TO DO> Reproduce the listing below without any change.

EXCERPTED RECORDS>
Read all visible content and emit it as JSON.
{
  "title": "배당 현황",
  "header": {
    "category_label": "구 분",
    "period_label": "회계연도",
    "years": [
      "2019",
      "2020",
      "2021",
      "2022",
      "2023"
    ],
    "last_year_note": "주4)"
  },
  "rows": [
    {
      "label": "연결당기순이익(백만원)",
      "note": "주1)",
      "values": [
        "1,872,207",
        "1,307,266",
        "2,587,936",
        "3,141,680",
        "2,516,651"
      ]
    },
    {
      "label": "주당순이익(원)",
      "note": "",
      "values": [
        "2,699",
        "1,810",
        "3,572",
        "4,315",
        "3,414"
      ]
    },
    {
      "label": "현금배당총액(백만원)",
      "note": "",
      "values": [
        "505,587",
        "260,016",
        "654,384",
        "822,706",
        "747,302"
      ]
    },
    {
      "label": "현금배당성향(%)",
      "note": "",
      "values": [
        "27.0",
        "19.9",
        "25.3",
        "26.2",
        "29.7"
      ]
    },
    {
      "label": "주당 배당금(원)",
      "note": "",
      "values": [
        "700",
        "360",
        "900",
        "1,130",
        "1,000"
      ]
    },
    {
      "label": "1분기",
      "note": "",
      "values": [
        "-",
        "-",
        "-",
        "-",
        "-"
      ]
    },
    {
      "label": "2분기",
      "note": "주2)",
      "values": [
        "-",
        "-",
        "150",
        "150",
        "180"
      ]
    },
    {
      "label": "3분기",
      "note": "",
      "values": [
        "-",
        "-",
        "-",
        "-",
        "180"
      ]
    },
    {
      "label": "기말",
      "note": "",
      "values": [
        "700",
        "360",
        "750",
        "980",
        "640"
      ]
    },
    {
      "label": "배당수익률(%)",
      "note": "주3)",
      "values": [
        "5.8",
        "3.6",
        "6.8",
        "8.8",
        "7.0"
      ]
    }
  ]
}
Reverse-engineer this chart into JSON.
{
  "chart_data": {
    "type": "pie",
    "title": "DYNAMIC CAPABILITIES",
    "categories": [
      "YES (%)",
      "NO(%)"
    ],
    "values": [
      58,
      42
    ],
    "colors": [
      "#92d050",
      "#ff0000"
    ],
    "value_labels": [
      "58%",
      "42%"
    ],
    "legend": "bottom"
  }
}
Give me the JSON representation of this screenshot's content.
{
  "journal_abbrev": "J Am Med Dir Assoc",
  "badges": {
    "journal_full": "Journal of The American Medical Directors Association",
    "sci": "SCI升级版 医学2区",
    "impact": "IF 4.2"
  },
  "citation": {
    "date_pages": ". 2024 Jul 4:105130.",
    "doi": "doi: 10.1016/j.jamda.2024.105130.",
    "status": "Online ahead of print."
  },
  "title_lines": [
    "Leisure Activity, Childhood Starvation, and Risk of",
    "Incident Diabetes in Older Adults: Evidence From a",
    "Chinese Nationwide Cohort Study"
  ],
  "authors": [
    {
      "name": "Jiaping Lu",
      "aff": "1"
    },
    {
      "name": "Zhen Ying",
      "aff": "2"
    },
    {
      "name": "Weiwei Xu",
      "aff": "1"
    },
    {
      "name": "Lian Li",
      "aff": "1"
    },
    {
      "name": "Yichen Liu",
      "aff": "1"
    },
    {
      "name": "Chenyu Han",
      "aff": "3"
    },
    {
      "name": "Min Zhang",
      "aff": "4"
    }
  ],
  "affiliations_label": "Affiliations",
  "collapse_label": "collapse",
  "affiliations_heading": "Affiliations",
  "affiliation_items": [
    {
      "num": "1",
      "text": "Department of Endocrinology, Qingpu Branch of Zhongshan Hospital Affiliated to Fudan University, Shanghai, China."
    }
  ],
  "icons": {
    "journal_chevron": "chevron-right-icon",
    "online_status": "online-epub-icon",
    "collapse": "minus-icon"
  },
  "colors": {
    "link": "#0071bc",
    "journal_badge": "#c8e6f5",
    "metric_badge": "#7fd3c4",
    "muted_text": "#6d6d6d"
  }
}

REPLY TO THE TASK>
Read all visible content and emit it as JSON.
{
  "title": "배당 현황",
  "header": {
    "category_label": "구 분",
    "period_label": "회계연도",
    "years": [
      "2019",
      "2020",
      "2021",
      "2022",
      "2023"
    ],
    "last_year_note": "주4)"
  },
  "rows": [
    {
      "label": "연결당기순이익(백만원)",
      "note": "주1)",
      "values": [
        "1,872,207",
        "1,307,266",
        "2,587,936",
        "3,141,680",
        "2,516,651"
      ]
    },
    {
      "label": "주당순이익(원)",
      "note": "",
      "values": [
        "2,699",
        "1,810",
        "3,572",
        "4,315",
        "3,414"
      ]
    },
    {
      "label": "현금배당총액(백만원)",
      "note": "",
      "values": [
        "505,587",
        "260,016",
        "654,384",
        "822,706",
        "747,302"
      ]
    },
    {
      "label": "현금배당성향(%)",
      "note": "",
      "values": [
        "27.0",
        "19.9",
        "25.3",
        "26.2",
        "29.7"
      ]
    },
    {
      "label": "주당 배당금(원)",
      "note": "",
      "values": [
        "700",
        "360",
        "900",
        "1,130",
        "1,000"
      ]
    },
    {
      "label": "1분기",
      "note": "",
      "values": [
        "-",
        "-",
        "-",
        "-",
        "-"
      ]
    },
    {
      "label": "2분기",
      "note": "주2)",
      "values": [
        "-",
        "-",
        "150",
        "150",
        "180"
      ]
    },
    {
      "label": "3분기",
      "note": "",
      "values": [
        "-",
        "-",
        "-",
        "-",
        "180"
      ]
    },
    {
      "label": "기말",
      "note": "",
      "values": [
        "700",
        "360",
        "750",
        "980",
        "640"
      ]
    },
    {
      "label": "배당수익률(%)",
      "note": "주3)",
      "values": [
        "5.8",
        "3.6",
        "6.8",
        "8.8",
        "7.0"
      ]
    }
  ]
}
Reverse-engineer this chart into JSON.
{
  "chart_data": {
    "type": "pie",
    "title": "DYNAMIC CAPABILITIES",
    "categories": [
      "YES (%)",
      "NO(%)"
    ],
    "values": [
      58,
      42
    ],
    "colors": [
      "#92d050",
      "#ff0000"
    ],
    "value_labels": [
      "58%",
      "42%"
    ],
    "legend": "bottom"
  }
}
Give me the JSON representation of this screenshot's content.
{
  "journal_abbrev": "J Am Med Dir Assoc",
  "badges": {
    "journal_full": "Journal of The American Medical Directors Association",
    "sci": "SCI升级版 医学2区",
    "impact": "IF 4.2"
  },
  "citation": {
    "date_pages": ". 2024 Jul 4:105130.",
    "doi": "doi: 10.1016/j.jamda.2024.105130.",
    "status": "Online ahead of print."
  },
  "title_lines": [
    "Leisure Activity, Childhood Starvation, and Risk of",
    "Incident Diabetes in Older Adults: Evidence From a",
    "Chinese Nationwide Cohort Study"
  ],
  "authors": [
    {
      "name": "Jiaping Lu",
      "aff": "1"
    },
    {
      "name": "Zhen Ying",
      "aff": "2"
    },
    {
      "name": "Weiwei Xu",
      "aff": "1"
    },
    {
      "name": "Lian Li",
      "aff": "1"
    },
    {
      "name": "Yichen Liu",
      "aff": "1"
    },
    {
      "name": "Chenyu Han",
      "aff": "3"
    },
    {
      "name": "Min Zhang",
      "aff": "4"
    }
  ],
  "affiliations_label": "Affiliations",
  "collapse_label": "collapse",
  "affiliations_heading": "Affiliations",
  "affiliation_items": [
    {
      "num": "1",
      "text": "Department of Endocrinology, Qingpu Branch of Zhongshan Hospital Affiliated to Fudan University, Shanghai, China."
    }
  ],
  "icons": {
    "journal_chevron": "chevron-right-icon",
    "online_status": "online-epub-icon",
    "collapse": "minus-icon"
  },
  "colors": {
    "link": "#0071bc",
    "journal_badge": "#c8e6f5",
    "metric_badge": "#7fd3c4",
    "muted_text": "#6d6d6d"
  }
}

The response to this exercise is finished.